◆ **TASK REQUIREMENTS**
Below is some material; transcribe all of it exactly.

◆ **Dataset entries**
-- Start --

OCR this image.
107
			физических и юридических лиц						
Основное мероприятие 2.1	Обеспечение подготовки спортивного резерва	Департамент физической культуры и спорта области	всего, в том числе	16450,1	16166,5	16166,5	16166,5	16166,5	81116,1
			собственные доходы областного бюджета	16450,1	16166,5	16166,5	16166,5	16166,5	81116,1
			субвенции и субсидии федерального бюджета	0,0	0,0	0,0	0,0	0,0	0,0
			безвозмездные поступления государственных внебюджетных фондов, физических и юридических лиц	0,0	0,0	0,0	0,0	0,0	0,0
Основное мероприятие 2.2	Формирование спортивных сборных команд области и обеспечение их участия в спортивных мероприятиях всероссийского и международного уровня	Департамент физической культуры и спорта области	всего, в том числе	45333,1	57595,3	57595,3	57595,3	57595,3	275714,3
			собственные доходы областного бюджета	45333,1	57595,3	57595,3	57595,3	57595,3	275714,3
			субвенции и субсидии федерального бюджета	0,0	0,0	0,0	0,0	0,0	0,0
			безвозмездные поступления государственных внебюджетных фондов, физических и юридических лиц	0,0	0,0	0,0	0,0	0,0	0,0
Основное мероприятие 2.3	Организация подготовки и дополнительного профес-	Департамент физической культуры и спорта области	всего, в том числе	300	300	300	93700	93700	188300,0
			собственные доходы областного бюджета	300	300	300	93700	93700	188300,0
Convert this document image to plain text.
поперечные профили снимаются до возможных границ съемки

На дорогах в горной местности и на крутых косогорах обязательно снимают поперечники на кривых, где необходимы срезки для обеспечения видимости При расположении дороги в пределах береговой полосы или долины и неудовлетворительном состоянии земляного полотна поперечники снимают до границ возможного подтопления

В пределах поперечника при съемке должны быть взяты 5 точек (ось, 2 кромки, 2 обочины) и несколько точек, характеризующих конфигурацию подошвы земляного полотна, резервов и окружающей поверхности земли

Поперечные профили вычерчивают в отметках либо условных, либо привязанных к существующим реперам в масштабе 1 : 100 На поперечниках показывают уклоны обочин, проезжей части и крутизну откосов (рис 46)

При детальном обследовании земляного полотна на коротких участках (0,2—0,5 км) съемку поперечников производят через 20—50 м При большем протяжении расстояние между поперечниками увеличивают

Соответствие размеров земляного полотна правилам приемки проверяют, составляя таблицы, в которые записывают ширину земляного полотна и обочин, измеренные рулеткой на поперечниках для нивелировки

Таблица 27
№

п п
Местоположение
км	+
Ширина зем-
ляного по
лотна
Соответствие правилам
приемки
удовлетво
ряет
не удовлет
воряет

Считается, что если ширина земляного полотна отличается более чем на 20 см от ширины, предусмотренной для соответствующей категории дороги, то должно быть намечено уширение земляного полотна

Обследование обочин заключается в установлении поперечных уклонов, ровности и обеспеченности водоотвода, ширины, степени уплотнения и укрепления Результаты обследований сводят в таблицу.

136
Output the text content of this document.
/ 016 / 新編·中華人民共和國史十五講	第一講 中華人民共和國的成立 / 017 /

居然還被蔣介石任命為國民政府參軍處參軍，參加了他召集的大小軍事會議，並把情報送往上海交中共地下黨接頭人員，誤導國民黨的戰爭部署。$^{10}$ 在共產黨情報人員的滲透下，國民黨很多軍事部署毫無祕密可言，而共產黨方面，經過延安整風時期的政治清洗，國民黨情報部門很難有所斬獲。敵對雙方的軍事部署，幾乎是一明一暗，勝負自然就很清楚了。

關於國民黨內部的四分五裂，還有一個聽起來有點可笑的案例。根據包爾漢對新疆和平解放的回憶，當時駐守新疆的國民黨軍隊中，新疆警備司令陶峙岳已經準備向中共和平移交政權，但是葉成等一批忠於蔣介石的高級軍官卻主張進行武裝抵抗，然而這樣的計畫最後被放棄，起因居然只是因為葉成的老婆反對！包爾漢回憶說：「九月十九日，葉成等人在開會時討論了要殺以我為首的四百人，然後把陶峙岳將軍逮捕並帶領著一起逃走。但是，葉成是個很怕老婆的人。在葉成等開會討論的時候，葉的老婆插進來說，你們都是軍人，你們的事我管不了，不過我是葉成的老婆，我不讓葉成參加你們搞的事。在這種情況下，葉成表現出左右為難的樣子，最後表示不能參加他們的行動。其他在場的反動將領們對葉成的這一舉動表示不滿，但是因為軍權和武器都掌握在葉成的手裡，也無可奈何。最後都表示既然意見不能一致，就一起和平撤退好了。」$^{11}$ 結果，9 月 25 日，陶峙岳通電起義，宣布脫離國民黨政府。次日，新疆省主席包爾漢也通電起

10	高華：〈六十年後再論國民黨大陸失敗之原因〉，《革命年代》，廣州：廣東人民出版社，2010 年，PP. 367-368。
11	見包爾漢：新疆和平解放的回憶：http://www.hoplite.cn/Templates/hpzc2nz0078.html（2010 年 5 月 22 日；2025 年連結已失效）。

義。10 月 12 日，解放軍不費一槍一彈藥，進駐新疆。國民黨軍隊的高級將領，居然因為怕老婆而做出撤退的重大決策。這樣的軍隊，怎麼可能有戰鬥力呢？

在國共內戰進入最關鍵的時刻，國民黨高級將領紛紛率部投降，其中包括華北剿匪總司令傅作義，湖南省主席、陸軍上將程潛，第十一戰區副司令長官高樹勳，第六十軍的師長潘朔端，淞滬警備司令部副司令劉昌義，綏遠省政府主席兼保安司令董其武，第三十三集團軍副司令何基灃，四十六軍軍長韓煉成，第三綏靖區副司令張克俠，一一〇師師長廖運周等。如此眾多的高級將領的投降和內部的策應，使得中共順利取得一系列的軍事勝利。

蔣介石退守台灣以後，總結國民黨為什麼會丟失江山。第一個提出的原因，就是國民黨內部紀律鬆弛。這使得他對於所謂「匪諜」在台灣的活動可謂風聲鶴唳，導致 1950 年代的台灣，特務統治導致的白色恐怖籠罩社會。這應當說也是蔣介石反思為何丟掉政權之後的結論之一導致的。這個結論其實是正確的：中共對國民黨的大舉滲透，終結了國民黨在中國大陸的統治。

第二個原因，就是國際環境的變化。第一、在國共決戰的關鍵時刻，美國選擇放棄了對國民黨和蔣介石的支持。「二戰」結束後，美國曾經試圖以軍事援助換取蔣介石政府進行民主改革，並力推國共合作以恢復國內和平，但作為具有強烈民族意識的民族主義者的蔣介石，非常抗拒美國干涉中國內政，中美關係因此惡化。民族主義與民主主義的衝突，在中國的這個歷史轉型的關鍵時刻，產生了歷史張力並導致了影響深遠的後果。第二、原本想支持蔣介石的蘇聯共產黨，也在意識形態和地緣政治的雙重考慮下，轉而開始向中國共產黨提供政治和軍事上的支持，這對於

-- End --

◆ **TASK RESULT**
OCR this image.
107
			физических и юридических лиц						
Основное мероприятие 2.1	Обеспечение подготовки спортивного резерва	Департамент физической культуры и спорта области	всего, в том числе	16450,1	16166,5	16166,5	16166,5	16166,5	81116,1
			собственные доходы областного бюджета	16450,1	16166,5	16166,5	16166,5	16166,5	81116,1
			субвенции и субсидии федерального бюджета	0,0	0,0	0,0	0,0	0,0	0,0
			безвозмездные поступления государственных внебюджетных фондов, физических и юридических лиц	0,0	0,0	0,0	0,0	0,0	0,0
Основное мероприятие 2.2	Формирование спортивных сборных команд области и обеспечение их участия в спортивных мероприятиях всероссийского и международного уровня	Департамент физической культуры и спорта области	всего, в том числе	45333,1	57595,3	57595,3	57595,3	57595,3	275714,3
			собственные доходы областного бюджета	45333,1	57595,3	57595,3	57595,3	57595,3	275714,3
			субвенции и субсидии федерального бюджета	0,0	0,0	0,0	0,0	0,0	0,0
			безвозмездные поступления государственных внебюджетных фондов, физических и юридических лиц	0,0	0,0	0,0	0,0	0,0	0,0
Основное мероприятие 2.3	Организация подготовки и дополнительного профес-	Департамент физической культуры и спорта области	всего, в том числе	300	300	300	93700	93700	188300,0
			собственные доходы областного бюджета	300	300	300	93700	93700	188300,0
Convert this document image to plain text.
поперечные профили снимаются до возможных границ съемки

На дорогах в горной местности и на крутых косогорах обязательно снимают поперечники на кривых, где необходимы срезки для обеспечения видимости При расположении дороги в пределах береговой полосы или долины и неудовлетворительном состоянии земляного полотна поперечники снимают до границ возможного подтопления

В пределах поперечника при съемке должны быть взяты 5 точек (ось, 2 кромки, 2 обочины) и несколько точек, характеризующих конфигурацию подошвы земляного полотна, резервов и окружающей поверхности земли

Поперечные профили вычерчивают в отметках либо условных, либо привязанных к существующим реперам в масштабе 1 : 100 На поперечниках показывают уклоны обочин, проезжей части и крутизну откосов (рис 46)

При детальном обследовании земляного полотна на коротких участках (0,2—0,5 км) съемку поперечников производят через 20—50 м При большем протяжении расстояние между поперечниками увеличивают

Соответствие размеров земляного полотна правилам приемки проверяют, составляя таблицы, в которые записывают ширину земляного полотна и обочин, измеренные рулеткой на поперечниках для нивелировки

Таблица 27
№

п п
Местоположение
км	+
Ширина зем-
ляного по
лотна
Соответствие правилам
приемки
удовлетво
ряет
не удовлет
воряет

Считается, что если ширина земляного полотна отличается более чем на 20 см от ширины, предусмотренной для соответствующей категории дороги, то должно быть намечено уширение земляного полотна

Обследование обочин заключается в установлении поперечных уклонов, ровности и обеспеченности водоотвода, ширины, степени уплотнения и укрепления Результаты обследований сводят в таблицу.

136
Output the text content of this document.
/ 016 / 新編·中華人民共和國史十五講	第一講 中華人民共和國的成立 / 017 /

居然還被蔣介石任命為國民政府參軍處參軍，參加了他召集的大小軍事會議，並把情報送往上海交中共地下黨接頭人員，誤導國民黨的戰爭部署。$^{10}$ 在共產黨情報人員的滲透下，國民黨很多軍事部署毫無祕密可言，而共產黨方面，經過延安整風時期的政治清洗，國民黨情報部門很難有所斬獲。敵對雙方的軍事部署，幾乎是一明一暗，勝負自然就很清楚了。

關於國民黨內部的四分五裂，還有一個聽起來有點可笑的案例。根據包爾漢對新疆和平解放的回憶，當時駐守新疆的國民黨軍隊中，新疆警備司令陶峙岳已經準備向中共和平移交政權，但是葉成等一批忠於蔣介石的高級軍官卻主張進行武裝抵抗，然而這樣的計畫最後被放棄，起因居然只是因為葉成的老婆反對！包爾漢回憶說：「九月十九日，葉成等人在開會時討論了要殺以我為首的四百人，然後把陶峙岳將軍逮捕並帶領著一起逃走。但是，葉成是個很怕老婆的人。在葉成等開會討論的時候，葉的老婆插進來說，你們都是軍人，你們的事我管不了，不過我是葉成的老婆，我不讓葉成參加你們搞的事。在這種情況下，葉成表現出左右為難的樣子，最後表示不能參加他們的行動。其他在場的反動將領們對葉成的這一舉動表示不滿，但是因為軍權和武器都掌握在葉成的手裡，也無可奈何。最後都表示既然意見不能一致，就一起和平撤退好了。」$^{11}$ 結果，9 月 25 日，陶峙岳通電起義，宣布脫離國民黨政府。次日，新疆省主席包爾漢也通電起

10	高華：〈六十年後再論國民黨大陸失敗之原因〉，《革命年代》，廣州：廣東人民出版社，2010 年，PP. 367-368。
11	見包爾漢：新疆和平解放的回憶：http://www.hoplite.cn/Templates/hpzc2nz0078.html（2010 年 5 月 22 日；2025 年連結已失效）。

義。10 月 12 日，解放軍不費一槍一彈藥，進駐新疆。國民黨軍隊的高級將領，居然因為怕老婆而做出撤退的重大決策。這樣的軍隊，怎麼可能有戰鬥力呢？

在國共內戰進入最關鍵的時刻，國民黨高級將領紛紛率部投降，其中包括華北剿匪總司令傅作義，湖南省主席、陸軍上將程潛，第十一戰區副司令長官高樹勳，第六十軍的師長潘朔端，淞滬警備司令部副司令劉昌義，綏遠省政府主席兼保安司令董其武，第三十三集團軍副司令何基灃，四十六軍軍長韓煉成，第三綏靖區副司令張克俠，一一〇師師長廖運周等。如此眾多的高級將領的投降和內部的策應，使得中共順利取得一系列的軍事勝利。

蔣介石退守台灣以後，總結國民黨為什麼會丟失江山。第一個提出的原因，就是國民黨內部紀律鬆弛。這使得他對於所謂「匪諜」在台灣的活動可謂風聲鶴唳，導致 1950 年代的台灣，特務統治導致的白色恐怖籠罩社會。這應當說也是蔣介石反思為何丟掉政權之後的結論之一導致的。這個結論其實是正確的：中共對國民黨的大舉滲透，終結了國民黨在中國大陸的統治。

第二個原因，就是國際環境的變化。第一、在國共決戰的關鍵時刻，美國選擇放棄了對國民黨和蔣介石的支持。「二戰」結束後，美國曾經試圖以軍事援助換取蔣介石政府進行民主改革，並力推國共合作以恢復國內和平，但作為具有強烈民族意識的民族主義者的蔣介石，非常抗拒美國干涉中國內政，中美關係因此惡化。民族主義與民主主義的衝突，在中國的這個歷史轉型的關鍵時刻，產生了歷史張力並導致了影響深遠的後果。第二、原本想支持蔣介石的蘇聯共產黨，也在意識形態和地緣政治的雙重考慮下，轉而開始向中國共產黨提供政治和軍事上的支持，這對於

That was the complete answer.